• [Problem requirements]:
Filter for the word "Inhibitory" and keep each matching line.

• [Given records]:
* start *

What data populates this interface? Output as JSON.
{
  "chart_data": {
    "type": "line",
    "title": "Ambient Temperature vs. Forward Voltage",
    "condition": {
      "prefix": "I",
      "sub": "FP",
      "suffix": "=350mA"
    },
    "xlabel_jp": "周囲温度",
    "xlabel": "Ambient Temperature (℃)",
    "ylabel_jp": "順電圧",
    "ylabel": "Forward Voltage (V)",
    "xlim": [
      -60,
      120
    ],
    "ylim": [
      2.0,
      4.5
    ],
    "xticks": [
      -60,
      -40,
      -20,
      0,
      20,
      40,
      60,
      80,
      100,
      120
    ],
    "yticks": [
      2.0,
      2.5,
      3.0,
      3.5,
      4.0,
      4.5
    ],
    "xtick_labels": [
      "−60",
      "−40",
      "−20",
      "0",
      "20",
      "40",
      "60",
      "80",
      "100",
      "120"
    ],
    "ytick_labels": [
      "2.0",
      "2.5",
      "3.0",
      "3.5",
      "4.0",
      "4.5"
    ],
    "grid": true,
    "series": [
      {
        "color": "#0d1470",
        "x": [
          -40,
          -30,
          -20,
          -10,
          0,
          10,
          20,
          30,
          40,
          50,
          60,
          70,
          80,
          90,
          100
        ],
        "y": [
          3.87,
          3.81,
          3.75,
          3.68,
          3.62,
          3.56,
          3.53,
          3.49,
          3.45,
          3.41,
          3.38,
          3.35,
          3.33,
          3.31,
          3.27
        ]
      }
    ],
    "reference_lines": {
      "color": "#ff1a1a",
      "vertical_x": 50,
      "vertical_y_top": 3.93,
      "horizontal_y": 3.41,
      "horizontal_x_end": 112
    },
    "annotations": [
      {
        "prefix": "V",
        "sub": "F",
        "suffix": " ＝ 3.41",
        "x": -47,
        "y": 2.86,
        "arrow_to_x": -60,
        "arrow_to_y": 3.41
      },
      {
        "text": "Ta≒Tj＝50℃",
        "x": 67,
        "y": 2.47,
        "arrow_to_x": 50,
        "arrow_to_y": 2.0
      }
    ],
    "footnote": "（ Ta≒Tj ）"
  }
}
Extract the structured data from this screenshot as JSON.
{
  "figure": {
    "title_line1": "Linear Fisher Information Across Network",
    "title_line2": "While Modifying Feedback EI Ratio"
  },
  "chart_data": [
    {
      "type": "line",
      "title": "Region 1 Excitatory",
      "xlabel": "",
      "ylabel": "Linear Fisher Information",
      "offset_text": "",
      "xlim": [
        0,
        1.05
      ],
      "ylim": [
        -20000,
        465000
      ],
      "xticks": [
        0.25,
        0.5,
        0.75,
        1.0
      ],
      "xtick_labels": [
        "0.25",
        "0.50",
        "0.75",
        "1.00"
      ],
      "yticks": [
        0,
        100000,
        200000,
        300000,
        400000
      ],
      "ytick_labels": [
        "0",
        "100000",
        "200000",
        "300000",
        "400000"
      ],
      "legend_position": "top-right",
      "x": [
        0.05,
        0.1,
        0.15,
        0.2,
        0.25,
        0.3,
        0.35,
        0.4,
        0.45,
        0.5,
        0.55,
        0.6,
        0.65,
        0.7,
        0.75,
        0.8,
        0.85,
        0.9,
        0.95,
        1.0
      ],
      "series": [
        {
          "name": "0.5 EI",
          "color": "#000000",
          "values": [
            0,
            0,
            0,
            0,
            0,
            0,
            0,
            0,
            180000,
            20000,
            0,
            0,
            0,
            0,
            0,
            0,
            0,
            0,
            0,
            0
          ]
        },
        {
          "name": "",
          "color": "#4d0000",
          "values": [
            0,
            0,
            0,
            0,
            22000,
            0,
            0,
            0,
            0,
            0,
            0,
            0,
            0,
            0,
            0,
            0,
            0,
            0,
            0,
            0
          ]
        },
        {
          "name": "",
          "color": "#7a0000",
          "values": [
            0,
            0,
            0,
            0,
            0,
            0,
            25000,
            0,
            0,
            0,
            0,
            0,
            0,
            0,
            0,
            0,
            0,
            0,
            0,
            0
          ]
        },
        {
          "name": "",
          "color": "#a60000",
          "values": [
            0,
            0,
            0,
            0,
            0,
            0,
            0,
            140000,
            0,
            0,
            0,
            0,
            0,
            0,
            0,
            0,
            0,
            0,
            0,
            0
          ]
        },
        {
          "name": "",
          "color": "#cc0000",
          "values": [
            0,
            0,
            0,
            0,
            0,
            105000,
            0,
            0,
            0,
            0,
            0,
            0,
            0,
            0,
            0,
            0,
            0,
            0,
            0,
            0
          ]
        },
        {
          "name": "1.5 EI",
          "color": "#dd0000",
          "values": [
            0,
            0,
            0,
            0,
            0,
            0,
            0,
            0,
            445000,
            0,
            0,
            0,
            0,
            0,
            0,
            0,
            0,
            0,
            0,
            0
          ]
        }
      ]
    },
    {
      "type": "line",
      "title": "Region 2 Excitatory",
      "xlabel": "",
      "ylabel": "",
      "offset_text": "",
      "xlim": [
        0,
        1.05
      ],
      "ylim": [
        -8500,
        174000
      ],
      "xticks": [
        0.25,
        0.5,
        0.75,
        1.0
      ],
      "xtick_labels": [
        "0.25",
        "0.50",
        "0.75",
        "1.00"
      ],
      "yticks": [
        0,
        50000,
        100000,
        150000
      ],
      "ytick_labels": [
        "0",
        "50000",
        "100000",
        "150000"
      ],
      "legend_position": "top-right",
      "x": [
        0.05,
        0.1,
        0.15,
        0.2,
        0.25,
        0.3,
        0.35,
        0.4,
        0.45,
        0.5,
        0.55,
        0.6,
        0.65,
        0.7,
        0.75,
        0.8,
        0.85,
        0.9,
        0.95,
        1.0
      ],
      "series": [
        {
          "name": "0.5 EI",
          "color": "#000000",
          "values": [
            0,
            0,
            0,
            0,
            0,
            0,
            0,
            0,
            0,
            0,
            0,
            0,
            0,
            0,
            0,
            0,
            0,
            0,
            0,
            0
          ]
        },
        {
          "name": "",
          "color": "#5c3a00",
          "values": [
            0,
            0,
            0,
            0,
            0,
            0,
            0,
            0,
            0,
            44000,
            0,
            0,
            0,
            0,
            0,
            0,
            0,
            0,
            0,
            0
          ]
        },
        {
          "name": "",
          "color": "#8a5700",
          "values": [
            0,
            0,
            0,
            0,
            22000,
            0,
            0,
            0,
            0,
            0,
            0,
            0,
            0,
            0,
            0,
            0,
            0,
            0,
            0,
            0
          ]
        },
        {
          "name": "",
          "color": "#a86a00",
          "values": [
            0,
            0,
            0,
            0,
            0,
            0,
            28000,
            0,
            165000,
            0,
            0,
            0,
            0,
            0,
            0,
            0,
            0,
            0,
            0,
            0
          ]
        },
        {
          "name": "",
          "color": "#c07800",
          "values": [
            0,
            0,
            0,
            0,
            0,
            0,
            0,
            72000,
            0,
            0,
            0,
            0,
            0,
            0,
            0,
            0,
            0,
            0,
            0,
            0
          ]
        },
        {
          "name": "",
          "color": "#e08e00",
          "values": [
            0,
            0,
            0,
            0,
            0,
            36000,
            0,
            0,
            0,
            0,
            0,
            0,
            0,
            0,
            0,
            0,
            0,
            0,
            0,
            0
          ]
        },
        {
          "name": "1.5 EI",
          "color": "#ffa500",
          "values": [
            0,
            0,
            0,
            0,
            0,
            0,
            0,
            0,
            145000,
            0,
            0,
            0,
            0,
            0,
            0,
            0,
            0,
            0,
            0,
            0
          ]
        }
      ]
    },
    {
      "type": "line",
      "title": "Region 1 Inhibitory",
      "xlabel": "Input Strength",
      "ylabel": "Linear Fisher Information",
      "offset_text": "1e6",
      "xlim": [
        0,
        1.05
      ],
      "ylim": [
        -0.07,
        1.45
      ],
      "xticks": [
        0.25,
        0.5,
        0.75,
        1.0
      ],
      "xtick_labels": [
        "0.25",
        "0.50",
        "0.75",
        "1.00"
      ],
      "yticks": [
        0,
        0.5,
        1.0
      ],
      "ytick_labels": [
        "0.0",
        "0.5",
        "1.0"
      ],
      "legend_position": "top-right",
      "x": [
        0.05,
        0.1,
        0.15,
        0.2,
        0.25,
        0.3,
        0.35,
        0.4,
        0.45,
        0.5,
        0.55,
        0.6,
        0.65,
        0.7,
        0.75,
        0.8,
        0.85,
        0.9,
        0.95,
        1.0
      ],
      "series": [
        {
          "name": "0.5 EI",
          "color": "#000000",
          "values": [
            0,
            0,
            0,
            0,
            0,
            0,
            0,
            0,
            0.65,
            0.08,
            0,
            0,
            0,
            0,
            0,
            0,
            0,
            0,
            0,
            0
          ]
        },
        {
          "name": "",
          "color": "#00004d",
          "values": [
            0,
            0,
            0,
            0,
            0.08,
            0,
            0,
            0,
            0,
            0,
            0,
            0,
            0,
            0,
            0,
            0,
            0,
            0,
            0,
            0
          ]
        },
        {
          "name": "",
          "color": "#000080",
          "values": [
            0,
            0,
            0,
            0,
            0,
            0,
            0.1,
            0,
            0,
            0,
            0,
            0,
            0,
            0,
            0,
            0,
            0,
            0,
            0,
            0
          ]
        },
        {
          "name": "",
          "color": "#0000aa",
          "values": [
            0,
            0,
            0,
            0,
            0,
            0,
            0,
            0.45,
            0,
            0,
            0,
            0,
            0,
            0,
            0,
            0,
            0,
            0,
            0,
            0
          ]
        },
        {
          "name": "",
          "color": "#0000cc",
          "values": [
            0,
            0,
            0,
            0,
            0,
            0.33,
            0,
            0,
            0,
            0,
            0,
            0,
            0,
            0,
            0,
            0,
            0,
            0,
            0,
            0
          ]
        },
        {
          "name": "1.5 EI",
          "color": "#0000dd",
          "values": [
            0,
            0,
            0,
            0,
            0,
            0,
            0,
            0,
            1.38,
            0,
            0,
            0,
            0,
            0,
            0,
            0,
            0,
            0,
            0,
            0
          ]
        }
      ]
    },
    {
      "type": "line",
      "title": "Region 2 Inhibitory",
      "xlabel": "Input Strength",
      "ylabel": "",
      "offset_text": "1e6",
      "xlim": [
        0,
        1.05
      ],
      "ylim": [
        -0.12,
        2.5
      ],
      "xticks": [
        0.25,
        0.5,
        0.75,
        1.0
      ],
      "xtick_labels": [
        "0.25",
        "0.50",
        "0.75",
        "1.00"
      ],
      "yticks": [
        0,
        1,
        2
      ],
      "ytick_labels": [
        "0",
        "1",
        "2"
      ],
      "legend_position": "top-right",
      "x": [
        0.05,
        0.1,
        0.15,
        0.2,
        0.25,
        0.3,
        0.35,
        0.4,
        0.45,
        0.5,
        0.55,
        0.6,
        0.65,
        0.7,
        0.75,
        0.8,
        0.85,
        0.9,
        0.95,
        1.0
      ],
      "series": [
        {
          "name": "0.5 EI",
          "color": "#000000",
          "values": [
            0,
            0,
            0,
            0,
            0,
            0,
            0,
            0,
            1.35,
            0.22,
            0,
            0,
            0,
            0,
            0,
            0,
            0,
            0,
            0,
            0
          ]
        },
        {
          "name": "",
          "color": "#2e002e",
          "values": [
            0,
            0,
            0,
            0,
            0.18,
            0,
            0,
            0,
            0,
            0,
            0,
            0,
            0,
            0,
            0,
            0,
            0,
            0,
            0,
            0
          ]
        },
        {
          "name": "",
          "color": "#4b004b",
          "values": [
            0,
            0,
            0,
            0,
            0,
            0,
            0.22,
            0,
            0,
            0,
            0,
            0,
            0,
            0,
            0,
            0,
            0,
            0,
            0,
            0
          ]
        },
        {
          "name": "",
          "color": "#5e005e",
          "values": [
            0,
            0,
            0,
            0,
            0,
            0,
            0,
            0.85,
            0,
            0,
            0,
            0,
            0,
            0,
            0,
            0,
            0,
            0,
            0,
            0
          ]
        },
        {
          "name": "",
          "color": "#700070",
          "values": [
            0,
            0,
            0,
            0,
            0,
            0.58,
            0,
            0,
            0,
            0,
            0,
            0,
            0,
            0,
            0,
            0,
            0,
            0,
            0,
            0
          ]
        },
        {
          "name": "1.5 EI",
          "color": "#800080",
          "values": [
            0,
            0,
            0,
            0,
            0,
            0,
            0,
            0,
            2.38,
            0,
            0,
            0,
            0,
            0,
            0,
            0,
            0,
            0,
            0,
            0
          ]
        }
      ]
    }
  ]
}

* end *

• [Solution]:
      "title": "Region 1 Inhibitory",
      "title": "Region 2 Inhibitory",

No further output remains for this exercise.